OBJECTIVE:
Below are the records. Gather each line that holds "highlight".
+--
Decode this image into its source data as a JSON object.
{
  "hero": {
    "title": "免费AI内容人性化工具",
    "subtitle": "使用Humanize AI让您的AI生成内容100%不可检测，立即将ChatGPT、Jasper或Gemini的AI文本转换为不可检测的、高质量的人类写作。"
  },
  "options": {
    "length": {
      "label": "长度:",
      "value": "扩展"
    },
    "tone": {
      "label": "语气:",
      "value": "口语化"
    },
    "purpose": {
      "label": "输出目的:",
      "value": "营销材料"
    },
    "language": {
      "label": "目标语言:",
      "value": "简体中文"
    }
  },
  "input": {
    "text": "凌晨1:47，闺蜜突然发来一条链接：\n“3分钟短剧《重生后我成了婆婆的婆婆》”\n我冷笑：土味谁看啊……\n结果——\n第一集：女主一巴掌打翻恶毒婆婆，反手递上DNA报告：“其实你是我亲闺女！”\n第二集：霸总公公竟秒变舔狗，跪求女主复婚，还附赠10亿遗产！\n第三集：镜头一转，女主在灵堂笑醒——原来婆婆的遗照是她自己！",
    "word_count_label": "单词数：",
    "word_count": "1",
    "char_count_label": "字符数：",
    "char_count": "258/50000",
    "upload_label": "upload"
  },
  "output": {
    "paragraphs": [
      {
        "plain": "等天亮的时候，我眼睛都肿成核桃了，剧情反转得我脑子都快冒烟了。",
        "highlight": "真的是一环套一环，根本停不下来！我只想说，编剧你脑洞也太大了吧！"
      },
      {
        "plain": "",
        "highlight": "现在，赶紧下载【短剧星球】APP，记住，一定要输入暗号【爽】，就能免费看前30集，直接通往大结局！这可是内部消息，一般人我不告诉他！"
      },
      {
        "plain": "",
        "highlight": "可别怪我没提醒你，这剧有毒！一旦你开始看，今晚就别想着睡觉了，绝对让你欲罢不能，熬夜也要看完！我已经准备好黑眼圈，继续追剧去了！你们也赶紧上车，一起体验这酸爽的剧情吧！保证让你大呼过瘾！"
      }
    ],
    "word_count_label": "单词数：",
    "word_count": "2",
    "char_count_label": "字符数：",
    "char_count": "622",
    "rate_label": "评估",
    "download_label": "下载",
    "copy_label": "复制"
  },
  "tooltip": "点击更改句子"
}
+--
EXERCISE OUTPUT:
        "highlight": "真的是一环套一环，根本停不下来！我只想说，编剧你脑洞也太大了吧！"
        "highlight": "现在，赶紧下载【短剧星球】APP，记住，一定要输入暗号【爽】，就能免费看前30集，直接通往大结局！这可是内部消息，一般人我不告诉他！"
        "highlight": "可别怪我没提醒你，这剧有毒！一旦你开始看，今晚就别想着睡觉了，绝对让你欲罢不能，熬夜也要看完！我已经准备好黑眼圈，继续追剧去了！你们也赶紧上车，一起体验这酸爽的剧情吧！保证让你大呼过瘾！"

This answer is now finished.